What to do:
Tally all lines containing the word "logistics". Give the number alone.

Records contained in a dataset:
┄┄┄┄┄┄┄┄┄┄┄┄┄┄┄┄┄┄┄┄

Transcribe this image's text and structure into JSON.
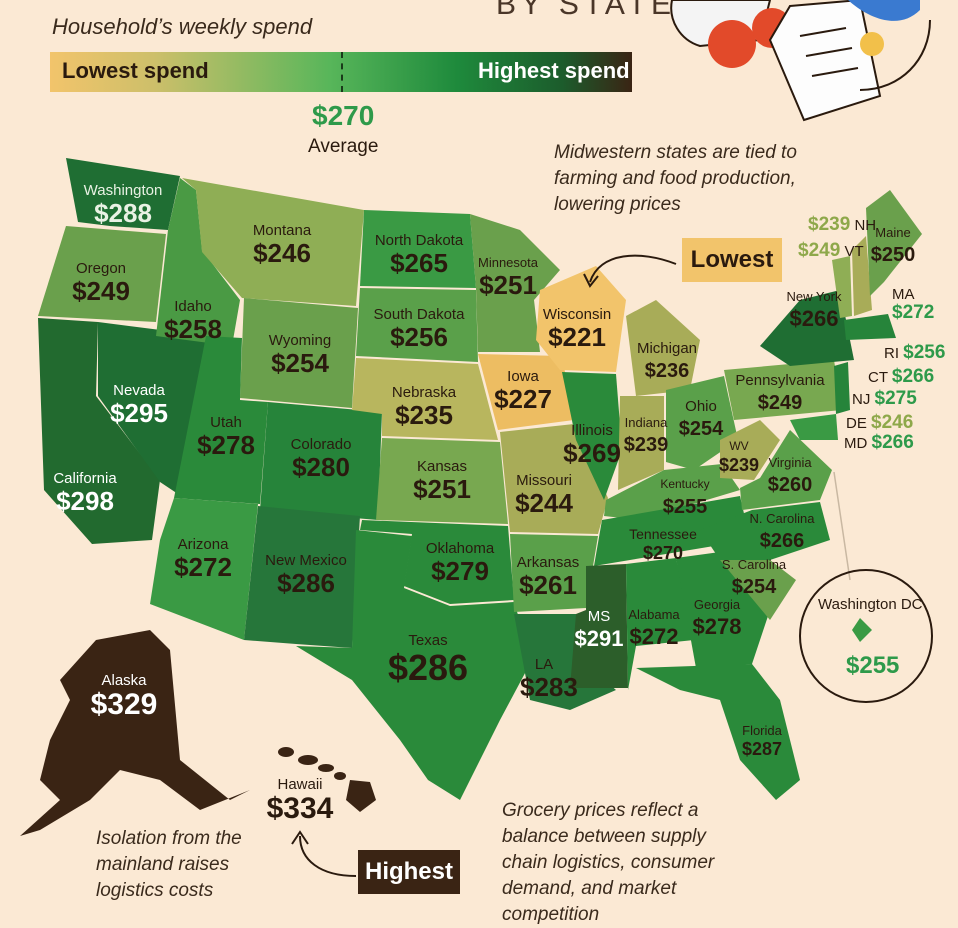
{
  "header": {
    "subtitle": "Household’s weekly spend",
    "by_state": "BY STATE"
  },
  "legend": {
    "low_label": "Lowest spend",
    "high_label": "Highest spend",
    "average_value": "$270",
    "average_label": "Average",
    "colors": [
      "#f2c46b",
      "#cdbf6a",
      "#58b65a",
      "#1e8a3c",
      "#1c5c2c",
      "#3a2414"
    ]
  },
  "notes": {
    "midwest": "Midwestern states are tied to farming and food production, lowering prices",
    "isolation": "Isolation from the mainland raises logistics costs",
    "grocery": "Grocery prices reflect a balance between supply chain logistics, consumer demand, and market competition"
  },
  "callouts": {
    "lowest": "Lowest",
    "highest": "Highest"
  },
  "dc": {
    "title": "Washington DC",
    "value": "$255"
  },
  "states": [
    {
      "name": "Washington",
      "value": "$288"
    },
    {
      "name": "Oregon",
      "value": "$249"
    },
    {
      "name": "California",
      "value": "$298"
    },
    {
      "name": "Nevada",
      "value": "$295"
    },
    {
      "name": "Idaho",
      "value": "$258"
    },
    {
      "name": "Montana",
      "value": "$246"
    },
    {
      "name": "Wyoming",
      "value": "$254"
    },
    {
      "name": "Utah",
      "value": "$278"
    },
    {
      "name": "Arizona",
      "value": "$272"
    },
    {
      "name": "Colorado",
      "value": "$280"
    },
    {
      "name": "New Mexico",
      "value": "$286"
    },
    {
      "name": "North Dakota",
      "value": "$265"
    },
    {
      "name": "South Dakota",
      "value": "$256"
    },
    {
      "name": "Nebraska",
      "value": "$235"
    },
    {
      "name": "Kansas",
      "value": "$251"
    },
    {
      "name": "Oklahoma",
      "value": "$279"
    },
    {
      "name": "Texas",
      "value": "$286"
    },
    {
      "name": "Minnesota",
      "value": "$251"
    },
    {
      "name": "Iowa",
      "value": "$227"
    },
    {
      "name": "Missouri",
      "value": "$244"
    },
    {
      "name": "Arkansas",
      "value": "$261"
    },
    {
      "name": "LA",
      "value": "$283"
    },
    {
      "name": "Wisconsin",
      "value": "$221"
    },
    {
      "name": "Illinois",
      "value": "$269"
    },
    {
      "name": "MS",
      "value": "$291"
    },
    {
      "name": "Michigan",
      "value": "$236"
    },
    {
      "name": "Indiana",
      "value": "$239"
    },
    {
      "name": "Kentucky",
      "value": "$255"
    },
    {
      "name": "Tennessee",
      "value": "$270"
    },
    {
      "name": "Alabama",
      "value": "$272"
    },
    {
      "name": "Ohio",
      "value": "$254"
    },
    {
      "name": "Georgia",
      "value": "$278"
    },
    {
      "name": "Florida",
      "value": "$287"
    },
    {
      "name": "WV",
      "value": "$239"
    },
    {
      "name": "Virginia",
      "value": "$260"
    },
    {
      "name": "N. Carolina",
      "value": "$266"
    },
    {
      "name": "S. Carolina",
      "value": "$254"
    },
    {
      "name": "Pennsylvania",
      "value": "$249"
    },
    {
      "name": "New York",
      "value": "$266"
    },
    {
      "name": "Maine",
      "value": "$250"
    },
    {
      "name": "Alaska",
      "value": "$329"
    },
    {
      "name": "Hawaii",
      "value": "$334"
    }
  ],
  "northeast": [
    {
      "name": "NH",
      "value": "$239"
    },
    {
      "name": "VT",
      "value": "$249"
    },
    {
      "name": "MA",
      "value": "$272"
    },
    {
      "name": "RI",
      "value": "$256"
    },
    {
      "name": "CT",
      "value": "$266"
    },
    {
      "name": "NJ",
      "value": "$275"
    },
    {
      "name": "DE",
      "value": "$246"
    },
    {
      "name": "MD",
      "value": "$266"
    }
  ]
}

┄┄┄┄┄┄┄┄┄┄┄┄┄┄┄┄┄┄┄┄

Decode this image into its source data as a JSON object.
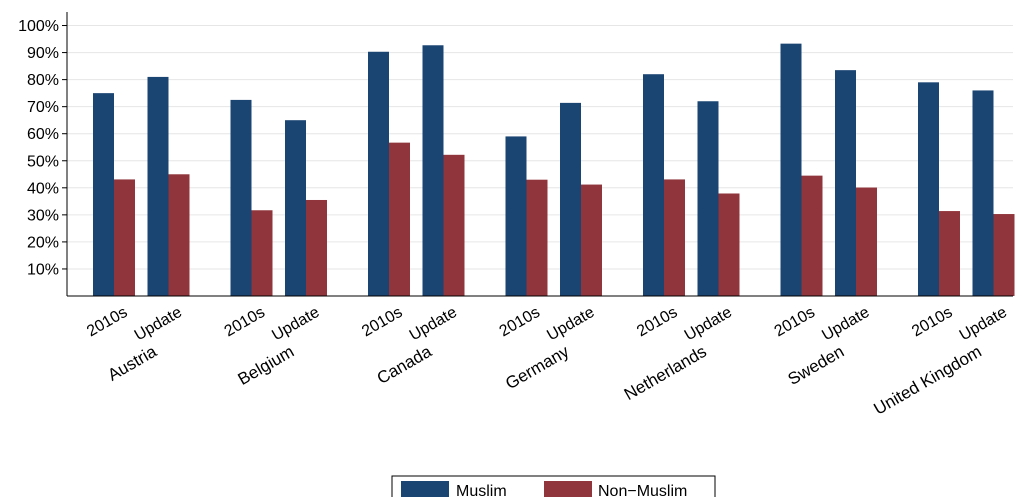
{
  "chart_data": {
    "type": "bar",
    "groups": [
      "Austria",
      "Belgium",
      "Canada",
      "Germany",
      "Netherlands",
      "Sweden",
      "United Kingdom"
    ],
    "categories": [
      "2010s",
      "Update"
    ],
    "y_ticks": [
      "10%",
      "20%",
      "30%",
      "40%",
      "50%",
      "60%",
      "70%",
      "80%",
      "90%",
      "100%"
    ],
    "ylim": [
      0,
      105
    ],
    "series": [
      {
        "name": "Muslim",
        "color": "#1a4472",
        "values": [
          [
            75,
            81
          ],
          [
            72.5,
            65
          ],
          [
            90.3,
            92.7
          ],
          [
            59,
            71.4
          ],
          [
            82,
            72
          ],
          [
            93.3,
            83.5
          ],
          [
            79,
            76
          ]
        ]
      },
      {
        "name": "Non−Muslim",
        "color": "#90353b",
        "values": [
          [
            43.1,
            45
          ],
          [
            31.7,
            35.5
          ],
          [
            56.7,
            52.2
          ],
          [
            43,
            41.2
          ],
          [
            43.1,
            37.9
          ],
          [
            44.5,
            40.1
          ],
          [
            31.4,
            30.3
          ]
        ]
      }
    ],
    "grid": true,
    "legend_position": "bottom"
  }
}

┄┄┄┄┄┄┄┄┄┄┄┄┄┄┄┄┄┄┄┄

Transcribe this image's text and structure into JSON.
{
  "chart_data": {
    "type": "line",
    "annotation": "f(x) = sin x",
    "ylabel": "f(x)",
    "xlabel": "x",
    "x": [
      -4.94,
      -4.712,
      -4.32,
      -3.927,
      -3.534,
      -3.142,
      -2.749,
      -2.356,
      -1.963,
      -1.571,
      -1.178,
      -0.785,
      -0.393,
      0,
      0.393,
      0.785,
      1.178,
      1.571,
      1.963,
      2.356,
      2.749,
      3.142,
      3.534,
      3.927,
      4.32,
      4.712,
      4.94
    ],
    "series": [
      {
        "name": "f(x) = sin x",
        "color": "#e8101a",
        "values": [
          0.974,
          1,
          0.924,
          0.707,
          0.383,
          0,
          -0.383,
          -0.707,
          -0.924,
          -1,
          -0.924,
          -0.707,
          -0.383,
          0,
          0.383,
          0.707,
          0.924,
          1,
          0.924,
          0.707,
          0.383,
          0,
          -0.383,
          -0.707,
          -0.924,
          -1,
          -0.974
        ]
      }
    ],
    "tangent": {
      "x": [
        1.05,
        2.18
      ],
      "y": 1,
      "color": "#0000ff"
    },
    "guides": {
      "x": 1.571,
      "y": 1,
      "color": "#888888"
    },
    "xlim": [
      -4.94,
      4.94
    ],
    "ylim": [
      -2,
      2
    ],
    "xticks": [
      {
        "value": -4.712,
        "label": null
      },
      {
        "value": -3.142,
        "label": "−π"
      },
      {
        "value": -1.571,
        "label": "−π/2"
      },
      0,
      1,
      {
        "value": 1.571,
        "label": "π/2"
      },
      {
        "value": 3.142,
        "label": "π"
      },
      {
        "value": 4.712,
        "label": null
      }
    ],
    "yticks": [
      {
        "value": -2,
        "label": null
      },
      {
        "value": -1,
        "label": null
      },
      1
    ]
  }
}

┄┄┄┄┄┄┄┄┄┄┄┄┄┄┄┄┄┄┄┄

Response for this exercise:
2